- _SET EXERCISE_
Return each line containing "ดทำแผนพ".

- _GIVEN RECORDS_
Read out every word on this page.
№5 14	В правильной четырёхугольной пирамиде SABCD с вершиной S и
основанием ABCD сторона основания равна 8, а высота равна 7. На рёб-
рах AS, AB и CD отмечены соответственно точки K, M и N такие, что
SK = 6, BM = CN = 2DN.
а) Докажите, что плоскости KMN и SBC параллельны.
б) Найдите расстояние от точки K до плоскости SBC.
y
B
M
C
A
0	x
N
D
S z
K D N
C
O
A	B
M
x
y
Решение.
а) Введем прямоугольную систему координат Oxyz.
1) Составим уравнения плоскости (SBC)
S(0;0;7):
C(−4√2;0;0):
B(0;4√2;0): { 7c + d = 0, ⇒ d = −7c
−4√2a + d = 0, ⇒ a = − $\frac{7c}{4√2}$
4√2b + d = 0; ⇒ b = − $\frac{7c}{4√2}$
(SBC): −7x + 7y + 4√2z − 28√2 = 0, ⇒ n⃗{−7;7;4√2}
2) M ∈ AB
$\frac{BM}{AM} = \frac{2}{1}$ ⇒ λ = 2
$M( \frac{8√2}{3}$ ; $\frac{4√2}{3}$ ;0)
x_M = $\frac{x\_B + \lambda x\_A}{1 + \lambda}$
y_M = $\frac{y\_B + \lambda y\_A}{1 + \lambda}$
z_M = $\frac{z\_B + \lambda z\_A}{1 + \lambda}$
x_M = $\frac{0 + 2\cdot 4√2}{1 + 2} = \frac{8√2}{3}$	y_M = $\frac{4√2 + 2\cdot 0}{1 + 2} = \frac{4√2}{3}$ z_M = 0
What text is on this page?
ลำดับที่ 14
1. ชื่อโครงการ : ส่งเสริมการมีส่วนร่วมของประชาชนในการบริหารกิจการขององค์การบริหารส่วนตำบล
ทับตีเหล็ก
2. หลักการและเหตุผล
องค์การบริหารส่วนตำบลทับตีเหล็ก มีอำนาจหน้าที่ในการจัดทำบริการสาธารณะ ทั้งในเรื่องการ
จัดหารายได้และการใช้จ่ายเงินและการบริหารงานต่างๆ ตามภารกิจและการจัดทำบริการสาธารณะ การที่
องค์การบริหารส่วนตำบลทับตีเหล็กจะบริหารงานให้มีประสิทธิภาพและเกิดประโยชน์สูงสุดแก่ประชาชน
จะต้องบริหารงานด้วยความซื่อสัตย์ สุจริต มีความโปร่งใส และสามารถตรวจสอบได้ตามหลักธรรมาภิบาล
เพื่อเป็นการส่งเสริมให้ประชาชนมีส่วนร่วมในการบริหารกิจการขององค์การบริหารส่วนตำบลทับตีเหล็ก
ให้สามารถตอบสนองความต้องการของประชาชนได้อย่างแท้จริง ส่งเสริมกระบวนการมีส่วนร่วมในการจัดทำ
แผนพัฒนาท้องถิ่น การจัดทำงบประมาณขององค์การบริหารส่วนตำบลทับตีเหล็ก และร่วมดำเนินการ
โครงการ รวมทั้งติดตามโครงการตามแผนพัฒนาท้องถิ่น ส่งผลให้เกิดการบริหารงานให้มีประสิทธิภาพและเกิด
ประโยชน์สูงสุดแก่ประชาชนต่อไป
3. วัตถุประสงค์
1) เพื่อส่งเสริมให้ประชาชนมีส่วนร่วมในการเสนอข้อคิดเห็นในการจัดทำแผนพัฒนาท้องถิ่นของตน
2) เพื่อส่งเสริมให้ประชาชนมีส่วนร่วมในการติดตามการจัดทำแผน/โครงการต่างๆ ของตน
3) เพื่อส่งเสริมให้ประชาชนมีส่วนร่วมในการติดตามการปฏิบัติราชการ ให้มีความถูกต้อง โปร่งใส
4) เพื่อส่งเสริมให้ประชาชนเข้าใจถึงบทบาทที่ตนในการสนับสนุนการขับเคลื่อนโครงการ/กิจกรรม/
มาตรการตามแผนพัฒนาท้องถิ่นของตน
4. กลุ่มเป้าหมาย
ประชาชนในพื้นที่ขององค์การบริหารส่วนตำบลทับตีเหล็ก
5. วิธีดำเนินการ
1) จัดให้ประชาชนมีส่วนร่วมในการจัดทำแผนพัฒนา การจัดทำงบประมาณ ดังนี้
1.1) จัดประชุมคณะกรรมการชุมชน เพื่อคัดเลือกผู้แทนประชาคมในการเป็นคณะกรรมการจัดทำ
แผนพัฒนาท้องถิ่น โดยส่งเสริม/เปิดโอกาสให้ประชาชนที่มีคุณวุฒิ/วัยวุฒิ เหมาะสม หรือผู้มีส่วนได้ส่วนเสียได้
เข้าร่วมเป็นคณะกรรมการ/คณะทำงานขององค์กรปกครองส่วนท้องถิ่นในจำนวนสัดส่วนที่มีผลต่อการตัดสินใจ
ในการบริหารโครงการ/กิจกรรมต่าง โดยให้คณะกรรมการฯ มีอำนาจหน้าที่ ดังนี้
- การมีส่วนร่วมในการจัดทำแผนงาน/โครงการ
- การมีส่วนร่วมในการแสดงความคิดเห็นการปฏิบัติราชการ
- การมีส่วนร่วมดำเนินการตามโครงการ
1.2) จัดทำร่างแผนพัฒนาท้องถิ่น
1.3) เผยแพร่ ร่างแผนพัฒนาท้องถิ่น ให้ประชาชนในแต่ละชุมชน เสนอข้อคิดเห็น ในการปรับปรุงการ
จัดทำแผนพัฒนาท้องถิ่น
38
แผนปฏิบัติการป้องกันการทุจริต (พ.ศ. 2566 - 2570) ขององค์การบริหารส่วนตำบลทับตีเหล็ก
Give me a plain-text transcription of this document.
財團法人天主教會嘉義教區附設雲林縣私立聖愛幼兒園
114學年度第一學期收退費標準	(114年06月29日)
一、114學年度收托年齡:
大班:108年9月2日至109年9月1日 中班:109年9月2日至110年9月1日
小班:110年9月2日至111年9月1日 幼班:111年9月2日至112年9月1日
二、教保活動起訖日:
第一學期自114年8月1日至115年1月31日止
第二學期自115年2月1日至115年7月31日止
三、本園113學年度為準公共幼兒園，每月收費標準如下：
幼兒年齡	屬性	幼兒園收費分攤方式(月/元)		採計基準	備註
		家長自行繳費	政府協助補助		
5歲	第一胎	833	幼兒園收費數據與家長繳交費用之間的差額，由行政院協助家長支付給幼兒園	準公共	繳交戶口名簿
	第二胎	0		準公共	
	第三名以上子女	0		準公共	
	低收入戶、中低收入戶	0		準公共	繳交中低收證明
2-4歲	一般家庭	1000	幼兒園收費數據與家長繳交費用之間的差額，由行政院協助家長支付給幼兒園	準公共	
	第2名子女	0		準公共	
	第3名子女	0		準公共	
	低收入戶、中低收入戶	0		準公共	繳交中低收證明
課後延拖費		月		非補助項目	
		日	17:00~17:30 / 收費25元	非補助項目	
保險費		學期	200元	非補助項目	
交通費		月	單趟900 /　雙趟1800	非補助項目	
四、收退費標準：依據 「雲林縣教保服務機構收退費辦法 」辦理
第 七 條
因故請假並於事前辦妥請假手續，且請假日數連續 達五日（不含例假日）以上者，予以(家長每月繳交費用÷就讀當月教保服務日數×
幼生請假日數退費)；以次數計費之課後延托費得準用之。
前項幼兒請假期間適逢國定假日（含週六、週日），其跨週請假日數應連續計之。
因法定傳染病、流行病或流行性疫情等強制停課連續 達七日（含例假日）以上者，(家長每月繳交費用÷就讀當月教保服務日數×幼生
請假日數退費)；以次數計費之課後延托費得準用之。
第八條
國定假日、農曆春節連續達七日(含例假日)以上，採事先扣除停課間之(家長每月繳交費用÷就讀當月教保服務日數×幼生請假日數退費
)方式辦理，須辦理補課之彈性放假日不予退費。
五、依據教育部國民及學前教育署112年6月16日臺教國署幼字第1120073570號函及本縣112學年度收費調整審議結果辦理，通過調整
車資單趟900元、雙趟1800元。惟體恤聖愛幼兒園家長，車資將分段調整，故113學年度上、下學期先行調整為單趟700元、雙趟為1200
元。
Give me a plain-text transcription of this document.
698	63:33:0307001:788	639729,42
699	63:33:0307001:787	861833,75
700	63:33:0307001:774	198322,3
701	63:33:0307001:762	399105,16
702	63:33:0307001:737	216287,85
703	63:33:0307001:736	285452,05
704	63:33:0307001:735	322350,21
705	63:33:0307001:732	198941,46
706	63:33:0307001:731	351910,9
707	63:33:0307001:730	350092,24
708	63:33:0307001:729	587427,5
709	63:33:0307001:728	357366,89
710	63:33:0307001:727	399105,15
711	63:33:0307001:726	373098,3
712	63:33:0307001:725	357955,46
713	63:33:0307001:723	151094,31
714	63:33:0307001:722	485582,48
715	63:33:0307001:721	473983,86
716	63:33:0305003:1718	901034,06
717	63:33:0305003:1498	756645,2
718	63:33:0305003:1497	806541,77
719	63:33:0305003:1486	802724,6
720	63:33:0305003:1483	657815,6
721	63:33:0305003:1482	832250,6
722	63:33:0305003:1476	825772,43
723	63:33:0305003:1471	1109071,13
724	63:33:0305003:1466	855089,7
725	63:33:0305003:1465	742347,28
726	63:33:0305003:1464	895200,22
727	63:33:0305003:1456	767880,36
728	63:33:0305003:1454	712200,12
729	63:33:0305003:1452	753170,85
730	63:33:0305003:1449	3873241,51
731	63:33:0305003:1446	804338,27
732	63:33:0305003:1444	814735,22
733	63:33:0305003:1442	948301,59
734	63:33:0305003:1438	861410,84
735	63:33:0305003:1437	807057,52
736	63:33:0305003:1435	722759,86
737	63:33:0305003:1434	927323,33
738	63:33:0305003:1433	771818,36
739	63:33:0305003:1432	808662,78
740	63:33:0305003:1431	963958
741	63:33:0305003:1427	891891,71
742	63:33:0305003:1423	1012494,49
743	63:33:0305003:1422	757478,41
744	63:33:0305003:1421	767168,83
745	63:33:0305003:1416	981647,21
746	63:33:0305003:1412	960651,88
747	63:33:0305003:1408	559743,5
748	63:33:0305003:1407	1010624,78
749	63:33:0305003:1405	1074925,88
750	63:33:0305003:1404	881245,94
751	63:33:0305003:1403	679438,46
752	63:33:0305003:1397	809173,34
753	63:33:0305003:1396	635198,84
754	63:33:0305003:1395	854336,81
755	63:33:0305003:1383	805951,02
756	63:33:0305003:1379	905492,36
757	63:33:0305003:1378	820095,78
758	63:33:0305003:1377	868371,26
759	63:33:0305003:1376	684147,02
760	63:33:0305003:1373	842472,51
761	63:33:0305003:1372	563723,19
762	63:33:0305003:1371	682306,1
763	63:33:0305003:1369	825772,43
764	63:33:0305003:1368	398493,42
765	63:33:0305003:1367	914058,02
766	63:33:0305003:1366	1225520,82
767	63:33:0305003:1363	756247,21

- _REPLY TO THE EXERCISE_
1) เพื่อส่งเสริมให้ประชาชนมีส่วนร่วมในการเสนอข้อคิดเห็นในการจัดทำแผนพัฒนาท้องถิ่นของตน
1) จัดให้ประชาชนมีส่วนร่วมในการจัดทำแผนพัฒนา การจัดทำงบประมาณ ดังนี้
จัดทำแผนพัฒนาท้องถิ่น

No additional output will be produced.